• Aim
Transcribe the listing exactly, leaving out every picture.

• Rows from a figure dataset
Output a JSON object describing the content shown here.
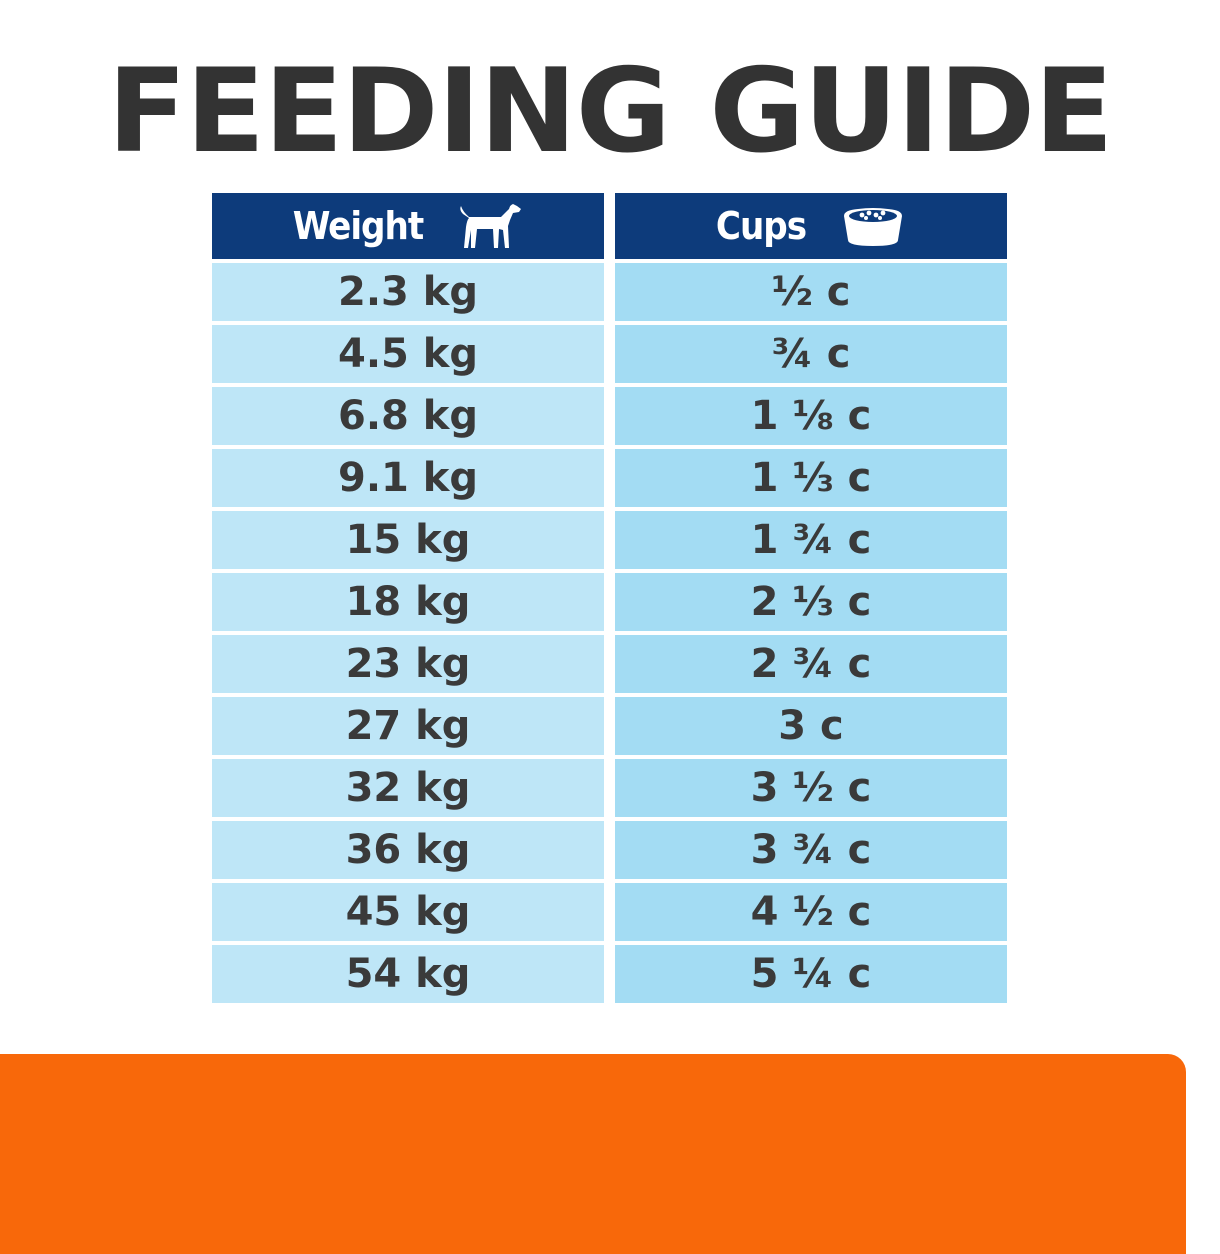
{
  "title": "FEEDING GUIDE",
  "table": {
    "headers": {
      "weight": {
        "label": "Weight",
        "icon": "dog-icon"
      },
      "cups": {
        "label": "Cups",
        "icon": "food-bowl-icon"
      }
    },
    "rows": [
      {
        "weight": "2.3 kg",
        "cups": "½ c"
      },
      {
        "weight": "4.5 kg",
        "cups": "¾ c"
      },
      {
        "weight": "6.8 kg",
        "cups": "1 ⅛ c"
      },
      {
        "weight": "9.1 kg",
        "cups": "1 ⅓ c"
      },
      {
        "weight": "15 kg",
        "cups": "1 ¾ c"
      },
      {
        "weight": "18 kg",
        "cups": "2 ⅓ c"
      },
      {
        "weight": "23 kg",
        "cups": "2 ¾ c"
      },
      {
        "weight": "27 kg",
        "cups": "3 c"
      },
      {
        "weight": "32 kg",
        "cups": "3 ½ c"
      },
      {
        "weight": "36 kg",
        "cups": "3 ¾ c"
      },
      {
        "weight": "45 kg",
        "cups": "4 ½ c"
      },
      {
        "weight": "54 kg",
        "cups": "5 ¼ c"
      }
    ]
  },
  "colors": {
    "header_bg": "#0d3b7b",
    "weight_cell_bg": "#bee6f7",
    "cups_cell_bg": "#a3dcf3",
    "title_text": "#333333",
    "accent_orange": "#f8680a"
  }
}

• Output for this task
Output a JSON object describing the content shown here.
{
  "title": "FEEDING GUIDE",
  "table": {
    "headers": {
      "weight": {
        "label": "Weight",
        "icon": "dog-icon"
      },
      "cups": {
        "label": "Cups",
        "icon": "food-bowl-icon"
      }
    },
    "rows": [
      {
        "weight": "2.3 kg",
        "cups": "½ c"
      },
      {
        "weight": "4.5 kg",
        "cups": "¾ c"
      },
      {
        "weight": "6.8 kg",
        "cups": "1 ⅛ c"
      },
      {
        "weight": "9.1 kg",
        "cups": "1 ⅓ c"
      },
      {
        "weight": "15 kg",
        "cups": "1 ¾ c"
      },
      {
        "weight": "18 kg",
        "cups": "2 ⅓ c"
      },
      {
        "weight": "23 kg",
        "cups": "2 ¾ c"
      },
      {
        "weight": "27 kg",
        "cups": "3 c"
      },
      {
        "weight": "32 kg",
        "cups": "3 ½ c"
      },
      {
        "weight": "36 kg",
        "cups": "3 ¾ c"
      },
      {
        "weight": "45 kg",
        "cups": "4 ½ c"
      },
      {
        "weight": "54 kg",
        "cups": "5 ¼ c"
      }
    ]
  },
  "colors": {
    "header_bg": "#0d3b7b",
    "weight_cell_bg": "#bee6f7",
    "cups_cell_bg": "#a3dcf3",
    "title_text": "#333333",
    "accent_orange": "#f8680a"
  }
}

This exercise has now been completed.